Dataset rows about figures -

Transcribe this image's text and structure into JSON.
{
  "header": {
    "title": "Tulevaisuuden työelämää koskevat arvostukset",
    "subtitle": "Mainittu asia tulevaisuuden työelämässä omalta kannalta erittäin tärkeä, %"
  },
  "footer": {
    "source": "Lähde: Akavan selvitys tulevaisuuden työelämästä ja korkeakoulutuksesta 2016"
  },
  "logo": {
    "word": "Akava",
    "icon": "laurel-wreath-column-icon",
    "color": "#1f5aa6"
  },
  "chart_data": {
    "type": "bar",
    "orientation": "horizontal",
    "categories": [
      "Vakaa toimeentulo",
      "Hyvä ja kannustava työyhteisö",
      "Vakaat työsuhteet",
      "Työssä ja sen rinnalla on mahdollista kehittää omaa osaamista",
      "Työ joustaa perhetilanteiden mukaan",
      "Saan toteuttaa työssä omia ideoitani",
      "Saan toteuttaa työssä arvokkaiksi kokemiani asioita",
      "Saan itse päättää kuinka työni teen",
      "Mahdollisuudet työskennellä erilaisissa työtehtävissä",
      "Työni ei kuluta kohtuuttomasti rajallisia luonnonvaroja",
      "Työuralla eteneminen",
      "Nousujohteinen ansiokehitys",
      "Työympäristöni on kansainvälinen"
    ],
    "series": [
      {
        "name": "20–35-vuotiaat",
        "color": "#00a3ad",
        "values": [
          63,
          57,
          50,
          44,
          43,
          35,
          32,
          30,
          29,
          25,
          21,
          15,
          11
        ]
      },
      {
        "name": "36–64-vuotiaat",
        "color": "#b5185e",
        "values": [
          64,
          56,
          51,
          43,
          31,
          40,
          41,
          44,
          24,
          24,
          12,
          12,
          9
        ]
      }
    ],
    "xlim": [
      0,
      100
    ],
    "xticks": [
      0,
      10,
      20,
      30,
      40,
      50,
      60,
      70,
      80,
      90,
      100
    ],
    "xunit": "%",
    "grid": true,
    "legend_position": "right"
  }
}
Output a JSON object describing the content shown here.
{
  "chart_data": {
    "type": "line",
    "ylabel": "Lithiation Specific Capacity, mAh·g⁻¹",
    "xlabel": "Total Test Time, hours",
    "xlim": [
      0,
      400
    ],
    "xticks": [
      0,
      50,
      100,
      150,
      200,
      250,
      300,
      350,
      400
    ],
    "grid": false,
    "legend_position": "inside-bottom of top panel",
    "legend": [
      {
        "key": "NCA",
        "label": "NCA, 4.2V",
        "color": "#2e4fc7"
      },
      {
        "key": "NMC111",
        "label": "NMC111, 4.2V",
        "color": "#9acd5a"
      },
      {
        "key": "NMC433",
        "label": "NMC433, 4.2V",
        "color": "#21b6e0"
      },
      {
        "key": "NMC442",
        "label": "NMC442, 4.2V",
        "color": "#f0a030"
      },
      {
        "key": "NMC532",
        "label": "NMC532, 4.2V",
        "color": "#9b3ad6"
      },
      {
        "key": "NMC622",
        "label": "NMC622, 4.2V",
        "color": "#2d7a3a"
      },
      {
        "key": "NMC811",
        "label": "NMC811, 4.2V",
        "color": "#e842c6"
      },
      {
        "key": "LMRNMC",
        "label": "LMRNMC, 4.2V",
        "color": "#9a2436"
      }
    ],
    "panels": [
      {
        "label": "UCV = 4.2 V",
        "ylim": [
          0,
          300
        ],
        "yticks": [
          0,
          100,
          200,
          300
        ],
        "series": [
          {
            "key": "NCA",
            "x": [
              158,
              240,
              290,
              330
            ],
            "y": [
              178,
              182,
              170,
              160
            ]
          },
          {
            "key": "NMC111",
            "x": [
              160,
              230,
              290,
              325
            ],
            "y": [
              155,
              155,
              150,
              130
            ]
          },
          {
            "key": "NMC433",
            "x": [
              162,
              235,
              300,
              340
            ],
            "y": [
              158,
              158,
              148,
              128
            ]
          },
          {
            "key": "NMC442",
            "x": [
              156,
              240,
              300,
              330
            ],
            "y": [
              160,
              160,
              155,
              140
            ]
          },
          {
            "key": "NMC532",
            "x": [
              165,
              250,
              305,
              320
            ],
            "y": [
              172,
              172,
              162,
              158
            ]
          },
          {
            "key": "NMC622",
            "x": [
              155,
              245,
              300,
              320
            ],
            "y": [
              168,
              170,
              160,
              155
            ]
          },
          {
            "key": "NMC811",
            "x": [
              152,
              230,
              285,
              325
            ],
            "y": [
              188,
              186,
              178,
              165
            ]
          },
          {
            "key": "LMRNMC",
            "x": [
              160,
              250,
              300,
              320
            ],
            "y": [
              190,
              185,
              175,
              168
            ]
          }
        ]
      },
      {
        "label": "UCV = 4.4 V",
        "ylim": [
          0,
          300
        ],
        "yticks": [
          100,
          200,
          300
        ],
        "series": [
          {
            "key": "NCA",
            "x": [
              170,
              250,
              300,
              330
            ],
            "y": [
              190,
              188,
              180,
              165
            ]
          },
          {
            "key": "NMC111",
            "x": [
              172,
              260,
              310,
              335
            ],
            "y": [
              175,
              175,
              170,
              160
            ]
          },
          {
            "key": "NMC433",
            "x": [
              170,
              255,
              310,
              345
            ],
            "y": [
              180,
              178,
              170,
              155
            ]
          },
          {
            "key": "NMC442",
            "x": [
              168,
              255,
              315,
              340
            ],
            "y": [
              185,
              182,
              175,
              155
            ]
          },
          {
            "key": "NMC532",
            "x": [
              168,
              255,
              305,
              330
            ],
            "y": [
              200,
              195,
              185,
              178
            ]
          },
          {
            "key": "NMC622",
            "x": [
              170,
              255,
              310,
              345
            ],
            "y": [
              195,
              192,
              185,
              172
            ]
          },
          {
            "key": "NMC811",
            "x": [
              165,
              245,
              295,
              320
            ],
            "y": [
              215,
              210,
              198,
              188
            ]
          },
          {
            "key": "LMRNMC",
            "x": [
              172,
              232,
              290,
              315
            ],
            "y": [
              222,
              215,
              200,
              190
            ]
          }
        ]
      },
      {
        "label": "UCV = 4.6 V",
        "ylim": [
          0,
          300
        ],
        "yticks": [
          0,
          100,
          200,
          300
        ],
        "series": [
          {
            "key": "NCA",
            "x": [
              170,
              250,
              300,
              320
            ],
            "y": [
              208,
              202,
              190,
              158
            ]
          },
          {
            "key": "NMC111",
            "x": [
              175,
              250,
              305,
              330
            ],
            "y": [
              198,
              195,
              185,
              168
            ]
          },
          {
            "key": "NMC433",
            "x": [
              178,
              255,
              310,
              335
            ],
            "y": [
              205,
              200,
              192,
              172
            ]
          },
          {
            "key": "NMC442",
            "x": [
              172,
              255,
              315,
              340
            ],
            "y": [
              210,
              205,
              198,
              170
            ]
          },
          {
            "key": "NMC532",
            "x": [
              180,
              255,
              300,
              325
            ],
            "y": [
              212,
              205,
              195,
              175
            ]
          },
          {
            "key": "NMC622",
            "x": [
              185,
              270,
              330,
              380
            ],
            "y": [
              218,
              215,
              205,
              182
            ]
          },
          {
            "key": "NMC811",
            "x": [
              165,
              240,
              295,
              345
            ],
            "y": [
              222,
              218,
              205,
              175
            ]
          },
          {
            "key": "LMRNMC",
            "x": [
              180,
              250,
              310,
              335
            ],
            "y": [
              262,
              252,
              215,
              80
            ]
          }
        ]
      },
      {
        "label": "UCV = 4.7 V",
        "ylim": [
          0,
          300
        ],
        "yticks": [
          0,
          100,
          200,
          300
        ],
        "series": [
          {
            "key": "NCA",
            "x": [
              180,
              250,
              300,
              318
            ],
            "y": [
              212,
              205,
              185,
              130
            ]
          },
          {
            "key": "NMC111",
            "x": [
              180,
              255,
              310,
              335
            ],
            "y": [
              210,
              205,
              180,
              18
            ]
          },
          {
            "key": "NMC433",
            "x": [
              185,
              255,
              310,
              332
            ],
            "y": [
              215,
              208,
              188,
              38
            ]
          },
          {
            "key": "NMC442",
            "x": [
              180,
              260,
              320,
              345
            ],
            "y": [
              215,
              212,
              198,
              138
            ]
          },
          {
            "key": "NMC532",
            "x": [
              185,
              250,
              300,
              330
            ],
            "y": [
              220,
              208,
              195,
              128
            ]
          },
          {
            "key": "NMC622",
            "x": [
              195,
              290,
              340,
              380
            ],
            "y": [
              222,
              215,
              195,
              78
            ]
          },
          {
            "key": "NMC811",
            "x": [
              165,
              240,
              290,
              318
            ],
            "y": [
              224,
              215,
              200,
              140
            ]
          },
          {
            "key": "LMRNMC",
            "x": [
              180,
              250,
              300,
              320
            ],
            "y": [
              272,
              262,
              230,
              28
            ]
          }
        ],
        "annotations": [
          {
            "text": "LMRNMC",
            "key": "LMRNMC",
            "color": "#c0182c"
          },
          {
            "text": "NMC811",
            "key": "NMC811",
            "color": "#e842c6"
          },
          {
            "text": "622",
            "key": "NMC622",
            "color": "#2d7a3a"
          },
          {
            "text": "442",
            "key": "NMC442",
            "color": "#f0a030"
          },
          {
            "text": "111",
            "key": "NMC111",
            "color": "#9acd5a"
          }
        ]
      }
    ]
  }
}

EXERCISE BRIEF -
How many lines in the records above contain the word "Saan"? Reply with the number alone.

WRITTEN ANSWER -
3